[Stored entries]
···
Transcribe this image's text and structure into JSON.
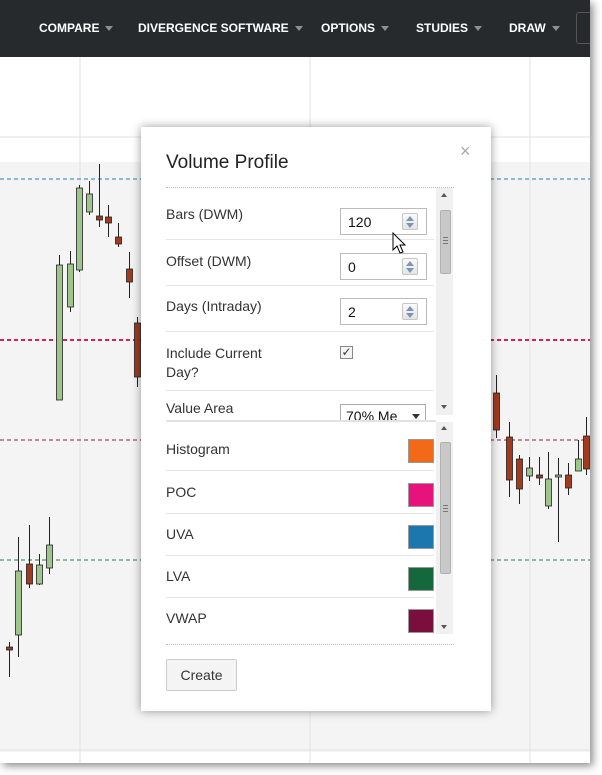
{
  "nav": {
    "items": [
      {
        "label": "COMPARE"
      },
      {
        "label": "DIVERGENCE SOFTWARE"
      },
      {
        "label": "OPTIONS"
      },
      {
        "label": "STUDIES"
      },
      {
        "label": "DRAW"
      }
    ]
  },
  "chart": {
    "colors": {
      "up": "#9fc58c",
      "down": "#a23a1d",
      "blue_line": "#2a7ab8",
      "red_line": "#d81e5b",
      "maroon_line": "#8a2040",
      "green_line": "#2f7a3a"
    }
  },
  "dialog": {
    "title": "Volume Profile",
    "close_symbol": "×",
    "settings": [
      {
        "label": "Bars (DWM)",
        "value": "120"
      },
      {
        "label": "Offset (DWM)",
        "value": "0"
      },
      {
        "label": "Days (Intraday)",
        "value": "2"
      }
    ],
    "include_current_day": {
      "label": "Include Current Day?",
      "checked": true,
      "mark": "✓"
    },
    "value_area": {
      "label": "Value Area",
      "selected": "70% Me"
    },
    "colors": [
      {
        "label": "Histogram",
        "color": "#f26a17"
      },
      {
        "label": "POC",
        "color": "#e8127c"
      },
      {
        "label": "UVA",
        "color": "#1b77ad"
      },
      {
        "label": "LVA",
        "color": "#14683b"
      },
      {
        "label": "VWAP",
        "color": "#7a0f3e"
      }
    ],
    "create_label": "Create"
  }
}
···
> [Objective] Reproduce the whole listing exactly, but not the images in it.

> [Exercise response]
Transcribe this image's text and structure into JSON.
{
  "nav": {
    "items": [
      {
        "label": "COMPARE"
      },
      {
        "label": "DIVERGENCE SOFTWARE"
      },
      {
        "label": "OPTIONS"
      },
      {
        "label": "STUDIES"
      },
      {
        "label": "DRAW"
      }
    ]
  },
  "chart": {
    "colors": {
      "up": "#9fc58c",
      "down": "#a23a1d",
      "blue_line": "#2a7ab8",
      "red_line": "#d81e5b",
      "maroon_line": "#8a2040",
      "green_line": "#2f7a3a"
    }
  },
  "dialog": {
    "title": "Volume Profile",
    "close_symbol": "×",
    "settings": [
      {
        "label": "Bars (DWM)",
        "value": "120"
      },
      {
        "label": "Offset (DWM)",
        "value": "0"
      },
      {
        "label": "Days (Intraday)",
        "value": "2"
      }
    ],
    "include_current_day": {
      "label": "Include Current Day?",
      "checked": true,
      "mark": "✓"
    },
    "value_area": {
      "label": "Value Area",
      "selected": "70% Me"
    },
    "colors": [
      {
        "label": "Histogram",
        "color": "#f26a17"
      },
      {
        "label": "POC",
        "color": "#e8127c"
      },
      {
        "label": "UVA",
        "color": "#1b77ad"
      },
      {
        "label": "LVA",
        "color": "#14683b"
      },
      {
        "label": "VWAP",
        "color": "#7a0f3e"
      }
    ],
    "create_label": "Create"
  }
}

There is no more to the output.